• _Stated task_
Below are some records; give them all again exactly, but not the pictures.

• _Supplied records_
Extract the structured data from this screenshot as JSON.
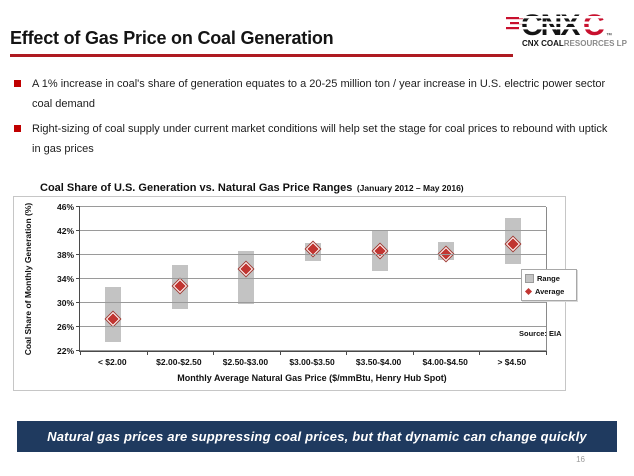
{
  "header": {
    "title": "Effect of Gas Price on Coal Generation",
    "logo": {
      "letters_black": "CNX",
      "letter_red": "C",
      "trademark": "™",
      "subtitle_bold": "CNX COAL",
      "subtitle_light": "RESOURCES LP"
    }
  },
  "bullets": [
    {
      "text": "A 1% increase in coal's share of generation equates to a 20-25 million ton / year increase in U.S. electric power sector coal demand"
    },
    {
      "text": "Right-sizing of coal supply under current market conditions will help set the stage for coal prices to rebound with uptick in gas prices"
    }
  ],
  "chart_data": {
    "type": "bar",
    "subtype": "floating-range-bars-with-average-markers",
    "title": "Coal Share of U.S. Generation vs. Natural Gas Price Ranges",
    "title_period": "(January 2012 – May 2016)",
    "xlabel": "Monthly Average Natural Gas Price ($/mmBtu, Henry Hub Spot)",
    "ylabel": "Coal Share of Monthly Generation (%)",
    "ylim": [
      22,
      46
    ],
    "ytick_values": [
      46,
      42,
      38,
      34,
      30,
      26,
      22
    ],
    "ytick_labels": [
      "46%",
      "42%",
      "38%",
      "34%",
      "30%",
      "26%",
      "22%"
    ],
    "grid": true,
    "categories": [
      "< $2.00",
      "$2.00-$2.50",
      "$2.50-$3.00",
      "$3.00-$3.50",
      "$3.50-$4.00",
      "$4.00-$4.50",
      "> $4.50"
    ],
    "series": [
      {
        "name": "Range",
        "type": "range",
        "low": [
          23.5,
          29.0,
          29.8,
          37.0,
          35.4,
          37.2,
          36.5
        ],
        "high": [
          32.6,
          36.3,
          38.7,
          40.0,
          42.0,
          40.2,
          44.1
        ]
      },
      {
        "name": "Average",
        "type": "marker",
        "values": [
          27.3,
          32.8,
          35.6,
          39.0,
          38.7,
          38.2,
          39.8
        ]
      }
    ],
    "legend": {
      "position": "right",
      "items": [
        {
          "label": "Range",
          "marker": "gray-square"
        },
        {
          "label": "Average",
          "marker": "red-diamond"
        }
      ]
    },
    "source": "Source: EIA"
  },
  "banner": {
    "text": "Natural gas prices are suppressing coal prices, but that dynamic can change quickly"
  },
  "page_number": "16",
  "colors": {
    "title_rule_red": "#AE1A21",
    "bullet_red": "#C00000",
    "bar_gray": "#C3C3C3",
    "marker_red": "#C13531",
    "banner_navy": "#1F3A5F",
    "logo_red": "#C8102E"
  }
}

• _Finished exercise_
Extract the structured data from this screenshot as JSON.
{
  "header": {
    "title": "Effect of Gas Price on Coal Generation",
    "logo": {
      "letters_black": "CNX",
      "letter_red": "C",
      "trademark": "™",
      "subtitle_bold": "CNX COAL",
      "subtitle_light": "RESOURCES LP"
    }
  },
  "bullets": [
    {
      "text": "A 1% increase in coal's share of generation equates to a 20-25 million ton / year increase in U.S. electric power sector coal demand"
    },
    {
      "text": "Right-sizing of coal supply under current market conditions will help set the stage for coal prices to rebound with uptick in gas prices"
    }
  ],
  "chart_data": {
    "type": "bar",
    "subtype": "floating-range-bars-with-average-markers",
    "title": "Coal Share of U.S. Generation vs. Natural Gas Price Ranges",
    "title_period": "(January 2012 – May 2016)",
    "xlabel": "Monthly Average Natural Gas Price ($/mmBtu, Henry Hub Spot)",
    "ylabel": "Coal Share of Monthly Generation (%)",
    "ylim": [
      22,
      46
    ],
    "ytick_values": [
      46,
      42,
      38,
      34,
      30,
      26,
      22
    ],
    "ytick_labels": [
      "46%",
      "42%",
      "38%",
      "34%",
      "30%",
      "26%",
      "22%"
    ],
    "grid": true,
    "categories": [
      "< $2.00",
      "$2.00-$2.50",
      "$2.50-$3.00",
      "$3.00-$3.50",
      "$3.50-$4.00",
      "$4.00-$4.50",
      "> $4.50"
    ],
    "series": [
      {
        "name": "Range",
        "type": "range",
        "low": [
          23.5,
          29.0,
          29.8,
          37.0,
          35.4,
          37.2,
          36.5
        ],
        "high": [
          32.6,
          36.3,
          38.7,
          40.0,
          42.0,
          40.2,
          44.1
        ]
      },
      {
        "name": "Average",
        "type": "marker",
        "values": [
          27.3,
          32.8,
          35.6,
          39.0,
          38.7,
          38.2,
          39.8
        ]
      }
    ],
    "legend": {
      "position": "right",
      "items": [
        {
          "label": "Range",
          "marker": "gray-square"
        },
        {
          "label": "Average",
          "marker": "red-diamond"
        }
      ]
    },
    "source": "Source: EIA"
  },
  "banner": {
    "text": "Natural gas prices are suppressing coal prices, but that dynamic can change quickly"
  },
  "page_number": "16",
  "colors": {
    "title_rule_red": "#AE1A21",
    "bullet_red": "#C00000",
    "bar_gray": "#C3C3C3",
    "marker_red": "#C13531",
    "banner_navy": "#1F3A5F",
    "logo_red": "#C8102E"
  }
}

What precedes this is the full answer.